● **Exercise details**:
In the forum thread about the Go tour web crawler exercise, which document's Parallelization section is said to lead to ideas for the solution?

● **Passage provided**:
◇ ◇ ◇ ◇ ◇

I'm going through the go tour and I feel like I have a pretty good understanding of the language except for concurrency.
On slide 72 there is an exercise that asks the reader to parallelize a web crawler (and to make it not cover repeats but I haven't gotten there yet.)
Here is what I have so far:
func Crawl(url string, depth int, fetcher Fetcher, ch chan string) {
if depth <= 0 {
return
}
body, urls, err := fetcher.Fetch(url)
if err != nil {
ch <- fmt.Sprintln(err)
return
}
ch <- fmt.Sprintf("found: %s %q
", url, body)
for _, u := range urls {
go Crawl(u, depth-1, fetcher, ch)
}
}
func main() {
ch := make(chan string, 100)
go Crawl("http://golang.org/", 4, fetcher, ch)
for i := range ch {
fmt.Println(i)
}
}
The issue I have is where to put the close(ch) call. If I put a defer close(ch) somewhere in the Crawl method, then I end up writing to a closed channel in one of the spawned goroutines, since the method will finish execution before the spawned goroutines do.
If I omit the call to close(ch), as is shown in my example code, the program deadlocks after all the goroutines finish executing but the main thread is still waiting on the channel in the for loop since the channel was never closed.
A look at the Parallelization section of Effective Go leads to ideas for the solution. Essentually you have to close the channel on each return route of the function. Actually this is a nice use case of the defer statement:
func Crawl(url string, depth int, fetcher Fetcher, ret chan string) {
defer close(ret)

◇ ◇ ◇ ◇ ◇

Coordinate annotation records
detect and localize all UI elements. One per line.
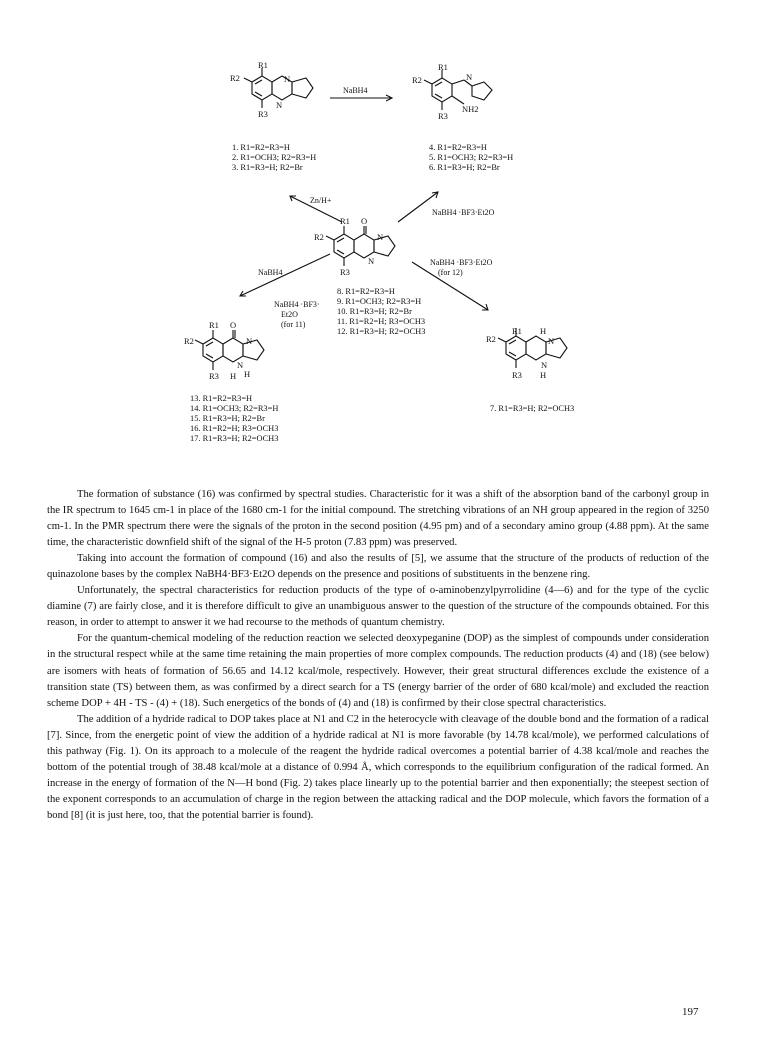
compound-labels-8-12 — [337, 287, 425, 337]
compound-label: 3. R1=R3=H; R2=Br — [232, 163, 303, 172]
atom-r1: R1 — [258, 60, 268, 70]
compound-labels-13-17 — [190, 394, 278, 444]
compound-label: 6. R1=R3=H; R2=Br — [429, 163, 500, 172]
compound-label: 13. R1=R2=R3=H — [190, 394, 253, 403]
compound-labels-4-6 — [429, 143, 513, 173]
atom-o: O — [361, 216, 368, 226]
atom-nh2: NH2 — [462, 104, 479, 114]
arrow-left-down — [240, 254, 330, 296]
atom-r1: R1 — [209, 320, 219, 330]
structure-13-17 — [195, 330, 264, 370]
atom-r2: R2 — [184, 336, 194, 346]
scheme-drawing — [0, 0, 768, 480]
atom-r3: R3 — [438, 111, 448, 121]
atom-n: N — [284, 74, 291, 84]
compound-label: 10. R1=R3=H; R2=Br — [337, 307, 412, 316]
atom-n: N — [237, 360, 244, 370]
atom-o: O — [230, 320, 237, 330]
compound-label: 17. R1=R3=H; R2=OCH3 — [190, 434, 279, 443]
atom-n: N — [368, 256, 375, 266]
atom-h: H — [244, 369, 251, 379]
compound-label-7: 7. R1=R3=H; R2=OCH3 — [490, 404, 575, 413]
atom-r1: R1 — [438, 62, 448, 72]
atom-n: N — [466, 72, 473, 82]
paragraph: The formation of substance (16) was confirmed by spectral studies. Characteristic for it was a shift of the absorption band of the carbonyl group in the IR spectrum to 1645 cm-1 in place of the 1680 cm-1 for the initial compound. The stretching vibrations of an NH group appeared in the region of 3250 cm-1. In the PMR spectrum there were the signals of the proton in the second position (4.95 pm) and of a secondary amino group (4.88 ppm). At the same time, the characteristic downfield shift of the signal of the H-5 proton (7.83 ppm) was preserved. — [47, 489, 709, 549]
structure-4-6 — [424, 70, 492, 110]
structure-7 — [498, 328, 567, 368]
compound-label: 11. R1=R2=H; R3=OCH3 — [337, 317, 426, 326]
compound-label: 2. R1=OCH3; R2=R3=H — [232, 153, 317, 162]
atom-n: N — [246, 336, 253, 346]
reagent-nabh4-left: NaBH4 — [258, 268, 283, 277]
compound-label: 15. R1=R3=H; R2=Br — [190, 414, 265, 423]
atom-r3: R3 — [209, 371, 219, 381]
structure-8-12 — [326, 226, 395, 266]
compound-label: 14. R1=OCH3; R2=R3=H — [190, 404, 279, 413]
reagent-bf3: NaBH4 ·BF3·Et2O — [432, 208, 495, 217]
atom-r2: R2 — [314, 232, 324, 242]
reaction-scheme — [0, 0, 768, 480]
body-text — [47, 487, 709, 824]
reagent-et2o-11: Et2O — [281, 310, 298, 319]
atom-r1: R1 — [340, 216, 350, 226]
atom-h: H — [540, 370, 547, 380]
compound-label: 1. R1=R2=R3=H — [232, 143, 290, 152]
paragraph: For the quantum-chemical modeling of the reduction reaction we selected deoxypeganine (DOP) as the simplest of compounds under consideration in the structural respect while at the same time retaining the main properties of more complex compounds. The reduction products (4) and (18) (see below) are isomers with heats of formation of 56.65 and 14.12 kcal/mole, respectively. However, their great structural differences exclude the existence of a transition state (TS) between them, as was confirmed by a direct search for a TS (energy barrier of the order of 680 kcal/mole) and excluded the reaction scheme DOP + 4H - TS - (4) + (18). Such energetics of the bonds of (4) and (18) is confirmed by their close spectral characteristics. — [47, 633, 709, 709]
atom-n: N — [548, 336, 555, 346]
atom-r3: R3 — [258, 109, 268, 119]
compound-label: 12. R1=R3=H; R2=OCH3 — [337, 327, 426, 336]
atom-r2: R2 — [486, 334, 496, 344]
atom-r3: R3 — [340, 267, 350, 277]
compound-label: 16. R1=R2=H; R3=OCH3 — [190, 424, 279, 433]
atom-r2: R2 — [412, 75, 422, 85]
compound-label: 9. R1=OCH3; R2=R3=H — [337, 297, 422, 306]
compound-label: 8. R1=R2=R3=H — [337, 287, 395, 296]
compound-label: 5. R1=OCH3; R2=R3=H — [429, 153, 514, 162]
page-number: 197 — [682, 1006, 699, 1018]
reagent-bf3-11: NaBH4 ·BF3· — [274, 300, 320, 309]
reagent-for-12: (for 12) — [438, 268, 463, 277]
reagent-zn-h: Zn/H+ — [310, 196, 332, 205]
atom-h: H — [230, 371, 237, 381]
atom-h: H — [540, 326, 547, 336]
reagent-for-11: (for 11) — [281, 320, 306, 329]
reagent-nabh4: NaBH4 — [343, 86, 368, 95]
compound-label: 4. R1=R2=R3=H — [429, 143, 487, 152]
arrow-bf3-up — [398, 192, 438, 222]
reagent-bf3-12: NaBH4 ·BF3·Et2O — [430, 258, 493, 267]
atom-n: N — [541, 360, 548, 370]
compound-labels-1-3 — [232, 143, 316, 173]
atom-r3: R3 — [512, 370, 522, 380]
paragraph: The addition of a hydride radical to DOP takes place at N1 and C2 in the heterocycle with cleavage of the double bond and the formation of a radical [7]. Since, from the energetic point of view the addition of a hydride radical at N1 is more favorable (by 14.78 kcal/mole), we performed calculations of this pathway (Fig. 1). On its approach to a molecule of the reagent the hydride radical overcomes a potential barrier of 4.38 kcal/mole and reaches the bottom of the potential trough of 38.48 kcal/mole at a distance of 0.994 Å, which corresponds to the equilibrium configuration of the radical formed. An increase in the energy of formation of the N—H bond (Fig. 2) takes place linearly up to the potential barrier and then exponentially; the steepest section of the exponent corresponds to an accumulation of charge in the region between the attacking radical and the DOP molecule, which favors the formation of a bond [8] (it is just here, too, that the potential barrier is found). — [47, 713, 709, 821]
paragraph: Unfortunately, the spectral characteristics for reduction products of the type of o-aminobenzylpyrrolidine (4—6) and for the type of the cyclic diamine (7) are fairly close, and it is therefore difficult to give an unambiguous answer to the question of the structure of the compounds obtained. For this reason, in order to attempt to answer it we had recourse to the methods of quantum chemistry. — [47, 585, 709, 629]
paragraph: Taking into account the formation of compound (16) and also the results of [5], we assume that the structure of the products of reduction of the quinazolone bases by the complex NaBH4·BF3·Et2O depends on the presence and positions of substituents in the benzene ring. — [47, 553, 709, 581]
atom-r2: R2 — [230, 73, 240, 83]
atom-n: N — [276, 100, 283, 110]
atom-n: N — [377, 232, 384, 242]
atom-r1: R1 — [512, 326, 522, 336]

◇ ◇ ◇ ◇ ◇

● **Finished answer**:
Effective Go